# [What is needed]
From the entries below, pull out each line where "以完成所有上述手续" appears.

# [Records]
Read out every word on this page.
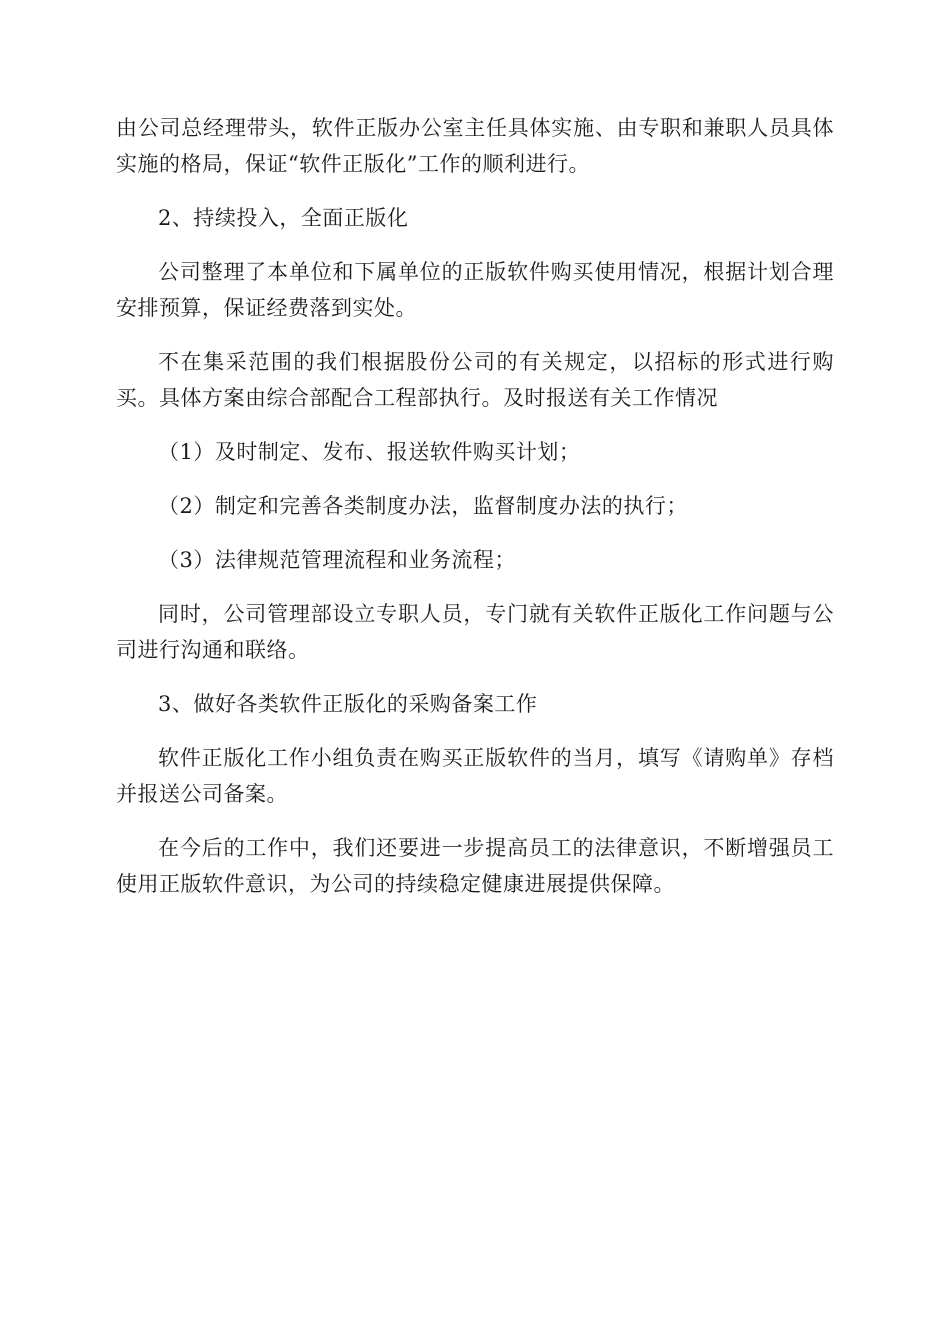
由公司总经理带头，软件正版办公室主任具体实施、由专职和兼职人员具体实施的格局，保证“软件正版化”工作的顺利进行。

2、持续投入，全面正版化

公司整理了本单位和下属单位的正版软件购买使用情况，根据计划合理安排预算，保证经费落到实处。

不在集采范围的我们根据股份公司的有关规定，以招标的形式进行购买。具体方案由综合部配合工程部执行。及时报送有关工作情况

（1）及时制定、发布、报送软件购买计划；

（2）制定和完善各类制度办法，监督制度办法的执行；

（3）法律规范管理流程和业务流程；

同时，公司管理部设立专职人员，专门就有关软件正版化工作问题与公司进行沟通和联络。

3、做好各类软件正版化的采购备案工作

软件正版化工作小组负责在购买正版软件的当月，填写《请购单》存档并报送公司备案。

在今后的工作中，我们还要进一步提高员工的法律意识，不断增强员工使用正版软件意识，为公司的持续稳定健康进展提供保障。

...

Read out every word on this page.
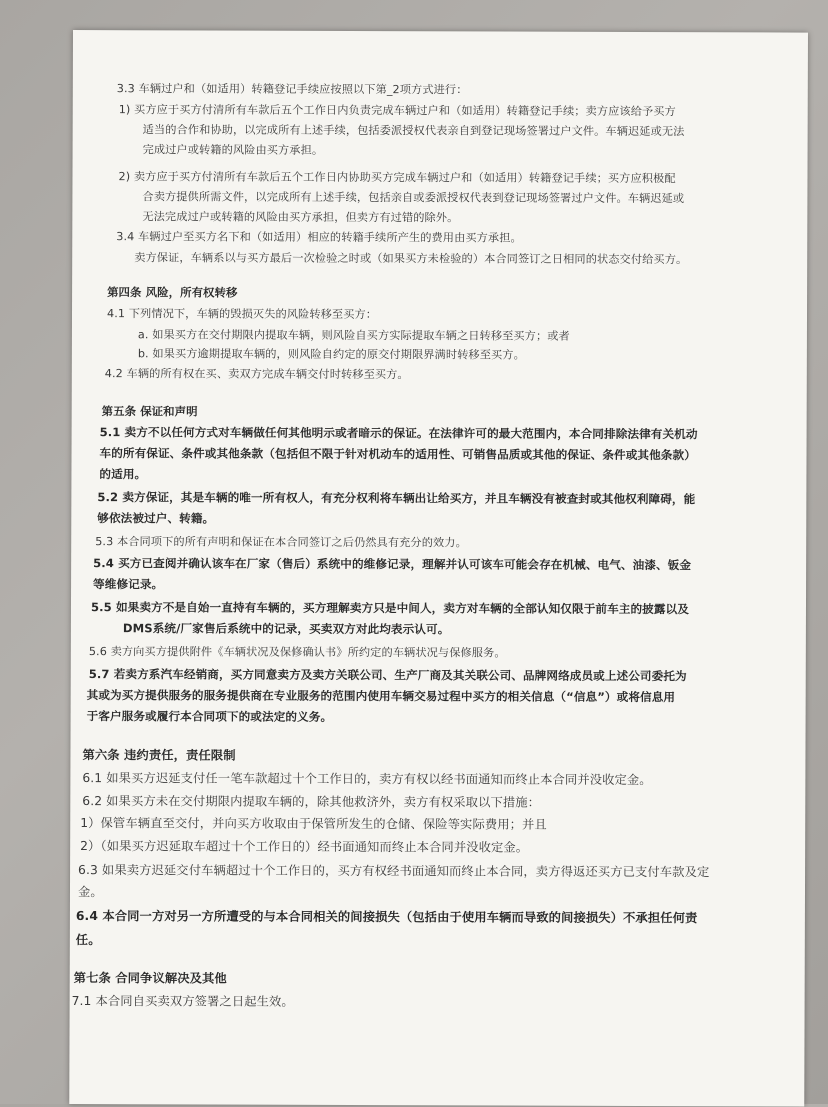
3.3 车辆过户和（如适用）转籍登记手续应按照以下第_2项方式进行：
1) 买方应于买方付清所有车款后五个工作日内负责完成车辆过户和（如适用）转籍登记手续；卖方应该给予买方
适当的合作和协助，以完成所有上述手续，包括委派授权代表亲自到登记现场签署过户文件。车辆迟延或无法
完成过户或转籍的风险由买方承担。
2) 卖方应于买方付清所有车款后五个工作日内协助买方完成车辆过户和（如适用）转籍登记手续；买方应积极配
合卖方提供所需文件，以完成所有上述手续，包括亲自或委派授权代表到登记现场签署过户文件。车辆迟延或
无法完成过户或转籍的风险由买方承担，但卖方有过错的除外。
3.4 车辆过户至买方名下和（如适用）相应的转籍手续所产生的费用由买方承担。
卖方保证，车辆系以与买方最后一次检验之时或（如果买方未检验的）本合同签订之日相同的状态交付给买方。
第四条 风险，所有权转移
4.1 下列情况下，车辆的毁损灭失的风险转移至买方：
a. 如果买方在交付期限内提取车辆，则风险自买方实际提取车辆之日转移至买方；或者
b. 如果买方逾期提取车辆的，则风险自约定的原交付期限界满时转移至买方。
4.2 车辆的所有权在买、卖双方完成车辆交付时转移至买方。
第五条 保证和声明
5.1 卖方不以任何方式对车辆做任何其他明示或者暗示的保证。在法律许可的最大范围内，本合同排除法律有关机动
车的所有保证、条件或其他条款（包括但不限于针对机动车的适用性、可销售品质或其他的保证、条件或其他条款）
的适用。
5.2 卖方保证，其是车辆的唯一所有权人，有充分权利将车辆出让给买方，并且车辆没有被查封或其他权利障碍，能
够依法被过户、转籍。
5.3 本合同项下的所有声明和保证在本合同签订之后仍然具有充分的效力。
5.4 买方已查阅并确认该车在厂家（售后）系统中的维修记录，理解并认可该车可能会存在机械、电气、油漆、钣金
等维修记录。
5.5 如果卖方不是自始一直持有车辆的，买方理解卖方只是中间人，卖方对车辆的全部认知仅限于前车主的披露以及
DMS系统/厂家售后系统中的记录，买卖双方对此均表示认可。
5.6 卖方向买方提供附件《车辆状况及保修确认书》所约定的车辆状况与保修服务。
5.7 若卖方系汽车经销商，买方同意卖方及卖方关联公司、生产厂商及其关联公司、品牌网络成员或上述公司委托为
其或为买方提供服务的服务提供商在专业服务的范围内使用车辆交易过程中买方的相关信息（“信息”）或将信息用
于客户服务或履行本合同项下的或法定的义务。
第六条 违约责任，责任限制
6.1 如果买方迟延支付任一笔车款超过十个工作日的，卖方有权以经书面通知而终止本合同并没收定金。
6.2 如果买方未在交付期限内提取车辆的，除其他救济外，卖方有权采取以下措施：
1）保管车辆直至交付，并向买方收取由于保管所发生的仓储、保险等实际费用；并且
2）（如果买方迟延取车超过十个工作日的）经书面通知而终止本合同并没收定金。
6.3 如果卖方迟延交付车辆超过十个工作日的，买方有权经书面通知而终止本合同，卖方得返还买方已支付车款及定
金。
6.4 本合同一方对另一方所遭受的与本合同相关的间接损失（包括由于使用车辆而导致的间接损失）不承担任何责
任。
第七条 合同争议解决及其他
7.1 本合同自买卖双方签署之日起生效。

# [Task solution]
适当的合作和协助，以完成所有上述手续，包括委派授权代表亲自到登记现场签署过户文件。车辆迟延或无法
合卖方提供所需文件，以完成所有上述手续，包括亲自或委派授权代表到登记现场签署过户文件。车辆迟延或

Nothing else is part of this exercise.